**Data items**
▶

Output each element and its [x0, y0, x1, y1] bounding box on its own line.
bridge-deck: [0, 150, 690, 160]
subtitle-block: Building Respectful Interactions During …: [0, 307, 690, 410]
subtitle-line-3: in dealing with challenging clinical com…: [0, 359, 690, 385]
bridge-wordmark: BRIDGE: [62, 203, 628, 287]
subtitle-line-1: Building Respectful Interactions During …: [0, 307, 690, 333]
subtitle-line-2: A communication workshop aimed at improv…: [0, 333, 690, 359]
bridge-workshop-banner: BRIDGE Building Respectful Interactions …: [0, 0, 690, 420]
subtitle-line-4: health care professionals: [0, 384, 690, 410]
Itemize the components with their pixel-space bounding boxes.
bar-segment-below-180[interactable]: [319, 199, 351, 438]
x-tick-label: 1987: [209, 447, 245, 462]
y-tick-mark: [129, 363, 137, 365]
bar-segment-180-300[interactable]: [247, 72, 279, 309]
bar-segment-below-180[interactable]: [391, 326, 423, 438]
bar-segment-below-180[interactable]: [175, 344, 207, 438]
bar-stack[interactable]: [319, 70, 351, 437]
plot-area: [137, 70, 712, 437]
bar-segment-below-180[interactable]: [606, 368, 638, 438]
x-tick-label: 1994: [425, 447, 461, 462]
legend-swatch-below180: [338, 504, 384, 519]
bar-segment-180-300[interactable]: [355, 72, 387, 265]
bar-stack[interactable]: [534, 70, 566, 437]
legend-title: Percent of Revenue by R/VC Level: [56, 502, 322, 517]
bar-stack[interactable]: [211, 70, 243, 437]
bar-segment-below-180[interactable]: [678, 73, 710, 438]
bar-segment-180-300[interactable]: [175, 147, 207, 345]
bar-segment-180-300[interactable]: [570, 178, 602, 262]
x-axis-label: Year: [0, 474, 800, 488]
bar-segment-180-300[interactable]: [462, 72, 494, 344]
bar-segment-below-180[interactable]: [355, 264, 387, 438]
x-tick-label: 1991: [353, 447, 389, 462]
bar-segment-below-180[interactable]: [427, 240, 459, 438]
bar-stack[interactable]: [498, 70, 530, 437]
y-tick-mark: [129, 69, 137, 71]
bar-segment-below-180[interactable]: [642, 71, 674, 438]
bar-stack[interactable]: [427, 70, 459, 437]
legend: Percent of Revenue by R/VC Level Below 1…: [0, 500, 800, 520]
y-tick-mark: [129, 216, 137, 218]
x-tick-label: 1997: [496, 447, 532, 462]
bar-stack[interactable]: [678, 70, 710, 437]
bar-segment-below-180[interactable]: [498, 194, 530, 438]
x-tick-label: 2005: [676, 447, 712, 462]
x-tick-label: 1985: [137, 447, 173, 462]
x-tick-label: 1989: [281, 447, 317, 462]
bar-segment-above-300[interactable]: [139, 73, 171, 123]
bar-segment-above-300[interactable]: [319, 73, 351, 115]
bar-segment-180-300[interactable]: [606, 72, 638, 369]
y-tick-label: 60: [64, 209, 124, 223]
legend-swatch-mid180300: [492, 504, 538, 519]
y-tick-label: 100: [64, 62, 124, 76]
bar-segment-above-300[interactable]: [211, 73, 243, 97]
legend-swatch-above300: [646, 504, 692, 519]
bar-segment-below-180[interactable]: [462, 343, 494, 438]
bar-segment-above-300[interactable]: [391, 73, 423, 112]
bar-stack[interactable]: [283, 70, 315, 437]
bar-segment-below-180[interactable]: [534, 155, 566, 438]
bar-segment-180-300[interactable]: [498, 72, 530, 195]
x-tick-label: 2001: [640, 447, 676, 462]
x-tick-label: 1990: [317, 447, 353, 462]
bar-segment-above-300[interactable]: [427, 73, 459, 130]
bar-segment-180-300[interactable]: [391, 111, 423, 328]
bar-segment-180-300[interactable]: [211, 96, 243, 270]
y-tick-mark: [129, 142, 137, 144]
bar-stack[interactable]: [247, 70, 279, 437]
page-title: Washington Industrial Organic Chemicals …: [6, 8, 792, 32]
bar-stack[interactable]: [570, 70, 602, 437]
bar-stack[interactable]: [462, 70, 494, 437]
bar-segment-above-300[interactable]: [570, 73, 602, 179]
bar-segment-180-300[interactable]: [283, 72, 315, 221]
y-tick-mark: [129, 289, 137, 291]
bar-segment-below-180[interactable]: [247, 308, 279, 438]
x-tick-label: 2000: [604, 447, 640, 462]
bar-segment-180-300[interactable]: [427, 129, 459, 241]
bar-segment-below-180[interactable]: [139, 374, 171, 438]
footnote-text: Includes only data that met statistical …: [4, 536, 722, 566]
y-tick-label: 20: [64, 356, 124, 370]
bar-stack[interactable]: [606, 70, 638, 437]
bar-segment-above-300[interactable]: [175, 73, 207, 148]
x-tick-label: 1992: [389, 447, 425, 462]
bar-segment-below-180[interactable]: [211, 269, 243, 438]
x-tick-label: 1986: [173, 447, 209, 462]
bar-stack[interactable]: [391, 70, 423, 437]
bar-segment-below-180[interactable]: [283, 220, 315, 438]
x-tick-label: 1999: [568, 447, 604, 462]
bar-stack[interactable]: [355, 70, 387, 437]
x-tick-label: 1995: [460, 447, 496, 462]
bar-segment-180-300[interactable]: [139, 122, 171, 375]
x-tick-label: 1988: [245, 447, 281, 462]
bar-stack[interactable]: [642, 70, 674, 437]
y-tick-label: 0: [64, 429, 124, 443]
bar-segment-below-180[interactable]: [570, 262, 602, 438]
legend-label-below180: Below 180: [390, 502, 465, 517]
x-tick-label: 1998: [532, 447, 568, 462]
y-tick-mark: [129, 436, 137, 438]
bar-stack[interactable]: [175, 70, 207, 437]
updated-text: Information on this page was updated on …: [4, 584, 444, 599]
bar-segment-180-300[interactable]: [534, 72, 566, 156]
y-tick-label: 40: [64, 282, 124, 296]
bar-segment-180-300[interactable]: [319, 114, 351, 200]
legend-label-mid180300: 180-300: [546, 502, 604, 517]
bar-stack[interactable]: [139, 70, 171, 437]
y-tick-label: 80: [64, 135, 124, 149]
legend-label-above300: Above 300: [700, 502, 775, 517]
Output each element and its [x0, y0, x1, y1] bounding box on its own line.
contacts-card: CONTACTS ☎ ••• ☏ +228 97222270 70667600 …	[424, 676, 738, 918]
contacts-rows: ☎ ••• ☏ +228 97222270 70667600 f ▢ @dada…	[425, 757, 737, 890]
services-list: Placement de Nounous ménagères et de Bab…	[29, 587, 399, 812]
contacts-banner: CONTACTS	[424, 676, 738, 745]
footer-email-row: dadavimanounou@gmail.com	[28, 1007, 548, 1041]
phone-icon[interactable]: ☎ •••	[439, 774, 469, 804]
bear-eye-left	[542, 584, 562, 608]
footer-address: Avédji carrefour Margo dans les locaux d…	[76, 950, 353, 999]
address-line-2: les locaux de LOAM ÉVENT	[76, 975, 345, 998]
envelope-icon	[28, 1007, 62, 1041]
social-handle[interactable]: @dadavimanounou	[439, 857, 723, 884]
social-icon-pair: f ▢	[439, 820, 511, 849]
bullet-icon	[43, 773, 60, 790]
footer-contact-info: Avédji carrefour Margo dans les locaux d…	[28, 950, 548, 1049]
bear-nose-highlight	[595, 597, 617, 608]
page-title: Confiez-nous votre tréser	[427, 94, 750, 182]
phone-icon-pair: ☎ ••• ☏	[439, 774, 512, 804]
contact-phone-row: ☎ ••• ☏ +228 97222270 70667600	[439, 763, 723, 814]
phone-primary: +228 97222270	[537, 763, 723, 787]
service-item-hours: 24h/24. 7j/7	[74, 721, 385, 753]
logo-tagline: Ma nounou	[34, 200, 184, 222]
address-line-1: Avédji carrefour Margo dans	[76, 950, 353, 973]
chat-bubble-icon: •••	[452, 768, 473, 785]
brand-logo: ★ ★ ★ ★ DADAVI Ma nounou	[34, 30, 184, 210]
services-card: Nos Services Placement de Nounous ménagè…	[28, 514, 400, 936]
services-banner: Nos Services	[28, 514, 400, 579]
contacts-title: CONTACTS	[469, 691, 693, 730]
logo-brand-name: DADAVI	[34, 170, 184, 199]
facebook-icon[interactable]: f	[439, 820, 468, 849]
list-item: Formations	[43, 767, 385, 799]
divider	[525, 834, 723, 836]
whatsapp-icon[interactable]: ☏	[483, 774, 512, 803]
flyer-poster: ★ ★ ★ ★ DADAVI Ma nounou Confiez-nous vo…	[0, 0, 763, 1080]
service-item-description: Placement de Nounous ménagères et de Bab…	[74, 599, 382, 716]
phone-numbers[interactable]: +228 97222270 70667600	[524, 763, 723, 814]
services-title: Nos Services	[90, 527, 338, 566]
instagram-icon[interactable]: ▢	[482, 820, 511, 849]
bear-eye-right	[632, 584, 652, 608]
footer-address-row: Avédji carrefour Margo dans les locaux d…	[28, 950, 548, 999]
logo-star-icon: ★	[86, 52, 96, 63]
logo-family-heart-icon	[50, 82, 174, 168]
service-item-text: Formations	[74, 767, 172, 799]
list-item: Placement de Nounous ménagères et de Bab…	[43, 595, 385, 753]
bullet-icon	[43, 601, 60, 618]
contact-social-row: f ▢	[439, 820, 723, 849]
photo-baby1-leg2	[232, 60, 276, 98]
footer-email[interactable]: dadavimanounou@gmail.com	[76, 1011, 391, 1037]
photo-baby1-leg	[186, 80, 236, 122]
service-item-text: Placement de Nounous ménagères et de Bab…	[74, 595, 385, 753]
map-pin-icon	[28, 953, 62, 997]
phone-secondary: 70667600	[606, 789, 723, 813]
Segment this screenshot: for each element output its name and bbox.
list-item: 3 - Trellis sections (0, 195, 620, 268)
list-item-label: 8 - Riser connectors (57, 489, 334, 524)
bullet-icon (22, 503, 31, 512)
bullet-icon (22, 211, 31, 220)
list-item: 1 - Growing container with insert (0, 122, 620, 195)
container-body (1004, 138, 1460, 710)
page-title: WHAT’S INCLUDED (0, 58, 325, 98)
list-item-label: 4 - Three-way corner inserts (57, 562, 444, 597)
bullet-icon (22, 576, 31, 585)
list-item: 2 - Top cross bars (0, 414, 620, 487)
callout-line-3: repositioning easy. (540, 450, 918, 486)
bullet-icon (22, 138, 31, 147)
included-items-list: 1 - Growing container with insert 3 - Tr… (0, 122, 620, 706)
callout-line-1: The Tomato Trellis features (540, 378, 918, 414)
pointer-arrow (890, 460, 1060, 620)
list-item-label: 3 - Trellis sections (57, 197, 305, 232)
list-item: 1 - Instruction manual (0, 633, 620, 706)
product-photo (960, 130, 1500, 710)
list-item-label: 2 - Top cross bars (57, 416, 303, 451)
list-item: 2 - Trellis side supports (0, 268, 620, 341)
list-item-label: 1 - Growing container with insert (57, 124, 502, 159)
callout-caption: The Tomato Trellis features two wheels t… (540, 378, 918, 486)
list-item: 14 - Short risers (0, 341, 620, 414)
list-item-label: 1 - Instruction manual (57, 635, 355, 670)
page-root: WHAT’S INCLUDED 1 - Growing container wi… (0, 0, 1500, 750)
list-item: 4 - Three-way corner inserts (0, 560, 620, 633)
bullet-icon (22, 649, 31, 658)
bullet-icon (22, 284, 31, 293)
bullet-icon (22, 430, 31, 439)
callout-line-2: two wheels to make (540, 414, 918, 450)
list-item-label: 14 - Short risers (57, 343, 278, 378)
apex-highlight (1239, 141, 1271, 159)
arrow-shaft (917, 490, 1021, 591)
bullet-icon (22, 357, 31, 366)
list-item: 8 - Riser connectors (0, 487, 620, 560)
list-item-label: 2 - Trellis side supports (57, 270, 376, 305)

◀

**The problem**
Render the items from the very first line through the line containing "subtitle-line-3: in dealing", both ends included, as a JSON list of strings. Use one string per line and omit blank lines.

**Solution**
[
  "Output each element and its [x0, y0, x1, y1] bounding box on its own line.",
  "bridge-deck: [0, 150, 690, 160]",
  "subtitle-block: Building Respectful Interactions During …: [0, 307, 690, 410]",
  "subtitle-line-3: in dealing with challenging clinical com…: [0, 359, 690, 385]"
]